◆ TASK GOAL
Locate each line containing the string "left" and copy it out.

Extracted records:
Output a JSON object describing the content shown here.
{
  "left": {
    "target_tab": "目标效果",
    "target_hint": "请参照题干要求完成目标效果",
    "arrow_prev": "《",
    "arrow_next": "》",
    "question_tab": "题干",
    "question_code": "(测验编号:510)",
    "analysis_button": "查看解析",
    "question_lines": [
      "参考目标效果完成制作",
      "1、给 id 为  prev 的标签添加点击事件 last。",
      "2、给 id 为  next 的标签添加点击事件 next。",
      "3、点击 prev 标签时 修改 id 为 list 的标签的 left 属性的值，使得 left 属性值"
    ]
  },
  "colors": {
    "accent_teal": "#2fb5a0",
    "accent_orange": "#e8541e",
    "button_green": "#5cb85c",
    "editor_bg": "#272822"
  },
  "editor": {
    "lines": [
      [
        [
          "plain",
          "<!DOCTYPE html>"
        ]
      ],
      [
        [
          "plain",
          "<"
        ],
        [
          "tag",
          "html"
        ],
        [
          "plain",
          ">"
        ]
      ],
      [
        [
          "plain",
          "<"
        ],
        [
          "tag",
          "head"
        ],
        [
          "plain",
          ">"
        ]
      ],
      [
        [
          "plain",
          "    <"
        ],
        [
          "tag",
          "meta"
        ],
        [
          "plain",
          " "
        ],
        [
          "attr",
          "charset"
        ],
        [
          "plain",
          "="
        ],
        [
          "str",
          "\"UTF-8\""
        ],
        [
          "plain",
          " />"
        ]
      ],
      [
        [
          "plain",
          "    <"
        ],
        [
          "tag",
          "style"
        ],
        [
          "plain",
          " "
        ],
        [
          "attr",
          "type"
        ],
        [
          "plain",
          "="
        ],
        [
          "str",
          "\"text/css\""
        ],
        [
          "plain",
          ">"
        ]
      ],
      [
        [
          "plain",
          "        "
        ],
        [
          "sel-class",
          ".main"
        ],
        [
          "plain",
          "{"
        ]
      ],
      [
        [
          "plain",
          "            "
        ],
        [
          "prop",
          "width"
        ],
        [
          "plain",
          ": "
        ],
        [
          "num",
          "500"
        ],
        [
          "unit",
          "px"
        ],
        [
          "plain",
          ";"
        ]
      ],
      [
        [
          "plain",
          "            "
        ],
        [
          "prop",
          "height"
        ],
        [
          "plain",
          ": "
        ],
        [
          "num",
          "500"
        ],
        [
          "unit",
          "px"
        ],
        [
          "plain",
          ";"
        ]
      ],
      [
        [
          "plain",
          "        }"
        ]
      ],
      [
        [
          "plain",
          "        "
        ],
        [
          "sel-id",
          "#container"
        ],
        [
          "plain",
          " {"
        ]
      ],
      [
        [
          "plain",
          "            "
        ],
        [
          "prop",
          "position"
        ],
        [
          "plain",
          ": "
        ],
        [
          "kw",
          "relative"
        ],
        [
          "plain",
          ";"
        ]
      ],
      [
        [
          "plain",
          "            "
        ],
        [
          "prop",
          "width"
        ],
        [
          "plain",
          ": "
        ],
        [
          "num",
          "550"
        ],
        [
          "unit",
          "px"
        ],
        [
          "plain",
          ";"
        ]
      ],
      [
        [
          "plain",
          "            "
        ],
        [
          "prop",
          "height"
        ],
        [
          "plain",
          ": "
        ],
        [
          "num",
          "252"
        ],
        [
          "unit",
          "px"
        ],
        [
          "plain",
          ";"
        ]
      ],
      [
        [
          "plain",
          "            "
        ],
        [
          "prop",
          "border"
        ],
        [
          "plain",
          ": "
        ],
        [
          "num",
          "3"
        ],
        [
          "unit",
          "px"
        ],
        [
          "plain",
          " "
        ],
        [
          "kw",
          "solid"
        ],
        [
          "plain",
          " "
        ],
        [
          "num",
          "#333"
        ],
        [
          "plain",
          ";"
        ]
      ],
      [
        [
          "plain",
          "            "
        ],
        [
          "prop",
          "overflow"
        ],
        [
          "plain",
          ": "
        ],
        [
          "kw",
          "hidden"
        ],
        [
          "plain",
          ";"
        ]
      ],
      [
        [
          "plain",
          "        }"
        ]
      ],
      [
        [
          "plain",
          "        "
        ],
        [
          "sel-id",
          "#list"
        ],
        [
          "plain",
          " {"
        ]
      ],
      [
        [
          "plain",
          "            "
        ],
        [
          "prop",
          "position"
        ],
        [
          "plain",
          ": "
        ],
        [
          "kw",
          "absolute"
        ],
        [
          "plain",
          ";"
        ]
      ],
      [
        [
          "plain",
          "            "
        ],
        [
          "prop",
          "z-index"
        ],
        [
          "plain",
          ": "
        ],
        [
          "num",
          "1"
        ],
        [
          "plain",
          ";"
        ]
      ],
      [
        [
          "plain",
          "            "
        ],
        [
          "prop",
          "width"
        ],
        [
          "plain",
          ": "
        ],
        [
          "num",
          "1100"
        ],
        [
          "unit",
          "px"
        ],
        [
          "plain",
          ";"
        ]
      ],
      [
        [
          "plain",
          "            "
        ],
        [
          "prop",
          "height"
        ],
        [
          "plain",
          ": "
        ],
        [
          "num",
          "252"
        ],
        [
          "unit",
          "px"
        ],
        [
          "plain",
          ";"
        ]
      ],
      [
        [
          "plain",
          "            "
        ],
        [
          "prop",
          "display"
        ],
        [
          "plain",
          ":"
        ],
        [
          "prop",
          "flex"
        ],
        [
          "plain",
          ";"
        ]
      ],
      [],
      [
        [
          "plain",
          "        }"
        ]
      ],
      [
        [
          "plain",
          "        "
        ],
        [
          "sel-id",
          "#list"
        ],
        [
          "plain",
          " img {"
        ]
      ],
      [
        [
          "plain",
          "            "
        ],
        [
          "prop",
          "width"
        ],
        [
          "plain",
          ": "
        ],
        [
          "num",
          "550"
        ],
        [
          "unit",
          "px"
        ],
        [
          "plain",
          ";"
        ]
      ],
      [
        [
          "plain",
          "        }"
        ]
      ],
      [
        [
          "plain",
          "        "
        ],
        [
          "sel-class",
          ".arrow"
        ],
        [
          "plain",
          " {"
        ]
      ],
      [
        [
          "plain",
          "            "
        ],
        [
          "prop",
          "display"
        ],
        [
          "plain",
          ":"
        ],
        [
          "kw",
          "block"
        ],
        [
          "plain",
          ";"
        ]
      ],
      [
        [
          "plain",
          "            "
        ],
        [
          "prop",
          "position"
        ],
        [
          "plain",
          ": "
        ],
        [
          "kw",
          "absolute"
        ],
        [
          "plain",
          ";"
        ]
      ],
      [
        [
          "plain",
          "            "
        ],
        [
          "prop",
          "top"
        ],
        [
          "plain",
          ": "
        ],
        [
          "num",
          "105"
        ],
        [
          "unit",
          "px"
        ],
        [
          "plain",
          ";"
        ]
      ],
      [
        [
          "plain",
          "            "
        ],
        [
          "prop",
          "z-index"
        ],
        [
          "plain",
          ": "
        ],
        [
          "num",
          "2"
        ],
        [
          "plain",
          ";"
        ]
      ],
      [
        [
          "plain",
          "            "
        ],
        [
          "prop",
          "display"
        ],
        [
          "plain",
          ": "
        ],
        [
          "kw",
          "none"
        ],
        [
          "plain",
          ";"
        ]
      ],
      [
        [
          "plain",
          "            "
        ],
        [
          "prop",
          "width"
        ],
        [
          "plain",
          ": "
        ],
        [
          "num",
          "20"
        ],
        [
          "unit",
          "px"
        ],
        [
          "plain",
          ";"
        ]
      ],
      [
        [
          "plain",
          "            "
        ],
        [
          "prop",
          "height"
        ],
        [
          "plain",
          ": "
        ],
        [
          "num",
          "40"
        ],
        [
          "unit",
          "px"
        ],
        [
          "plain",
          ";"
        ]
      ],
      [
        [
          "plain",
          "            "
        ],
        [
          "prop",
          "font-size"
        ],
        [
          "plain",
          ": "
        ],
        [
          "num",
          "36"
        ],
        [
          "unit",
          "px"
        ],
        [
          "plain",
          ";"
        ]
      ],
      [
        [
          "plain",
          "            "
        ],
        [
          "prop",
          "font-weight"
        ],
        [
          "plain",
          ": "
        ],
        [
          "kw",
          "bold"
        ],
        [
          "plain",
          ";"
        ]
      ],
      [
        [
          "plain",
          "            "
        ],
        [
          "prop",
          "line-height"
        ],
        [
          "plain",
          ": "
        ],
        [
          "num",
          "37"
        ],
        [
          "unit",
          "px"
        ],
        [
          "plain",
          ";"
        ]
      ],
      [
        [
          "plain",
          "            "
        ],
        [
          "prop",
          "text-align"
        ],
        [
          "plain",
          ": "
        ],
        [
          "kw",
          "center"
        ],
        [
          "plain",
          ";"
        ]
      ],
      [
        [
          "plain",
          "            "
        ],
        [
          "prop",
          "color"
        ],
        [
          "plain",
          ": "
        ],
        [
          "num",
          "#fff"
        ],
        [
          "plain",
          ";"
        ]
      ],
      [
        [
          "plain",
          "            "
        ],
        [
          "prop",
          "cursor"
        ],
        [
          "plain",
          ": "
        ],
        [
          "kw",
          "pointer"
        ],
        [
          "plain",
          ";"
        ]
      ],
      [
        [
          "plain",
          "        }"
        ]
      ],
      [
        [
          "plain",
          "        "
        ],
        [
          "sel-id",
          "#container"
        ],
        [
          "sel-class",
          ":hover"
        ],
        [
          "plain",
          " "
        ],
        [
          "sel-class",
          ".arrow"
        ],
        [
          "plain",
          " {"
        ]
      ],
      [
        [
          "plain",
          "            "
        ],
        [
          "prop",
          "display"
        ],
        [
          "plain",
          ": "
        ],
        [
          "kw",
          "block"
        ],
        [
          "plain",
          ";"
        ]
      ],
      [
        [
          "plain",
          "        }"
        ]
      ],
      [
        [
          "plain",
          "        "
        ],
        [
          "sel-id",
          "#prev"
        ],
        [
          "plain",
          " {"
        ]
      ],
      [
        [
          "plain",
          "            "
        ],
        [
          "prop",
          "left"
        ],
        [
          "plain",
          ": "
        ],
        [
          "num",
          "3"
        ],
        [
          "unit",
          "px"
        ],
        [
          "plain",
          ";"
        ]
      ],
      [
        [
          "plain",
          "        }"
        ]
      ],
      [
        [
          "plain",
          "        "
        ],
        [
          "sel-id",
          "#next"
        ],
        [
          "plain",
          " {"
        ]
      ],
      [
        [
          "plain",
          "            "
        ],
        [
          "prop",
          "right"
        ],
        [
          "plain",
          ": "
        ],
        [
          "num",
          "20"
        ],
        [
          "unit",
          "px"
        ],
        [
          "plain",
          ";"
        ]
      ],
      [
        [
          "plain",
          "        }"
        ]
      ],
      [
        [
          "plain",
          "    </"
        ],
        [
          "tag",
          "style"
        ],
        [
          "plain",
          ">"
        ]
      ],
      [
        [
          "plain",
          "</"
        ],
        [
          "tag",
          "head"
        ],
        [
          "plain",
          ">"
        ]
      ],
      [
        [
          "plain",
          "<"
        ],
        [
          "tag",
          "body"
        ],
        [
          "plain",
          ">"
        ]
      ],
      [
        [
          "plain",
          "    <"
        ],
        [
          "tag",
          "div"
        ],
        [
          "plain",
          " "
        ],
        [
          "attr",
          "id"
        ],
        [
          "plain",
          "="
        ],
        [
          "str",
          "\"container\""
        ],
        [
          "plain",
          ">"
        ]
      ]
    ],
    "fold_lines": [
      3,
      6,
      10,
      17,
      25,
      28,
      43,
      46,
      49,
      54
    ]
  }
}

◆ WORKED ANSWER
  "left": {
      "3、点击 prev 标签时 修改 id 为 list 的标签的 left 属性的值，使得 left 属性值"
          "left"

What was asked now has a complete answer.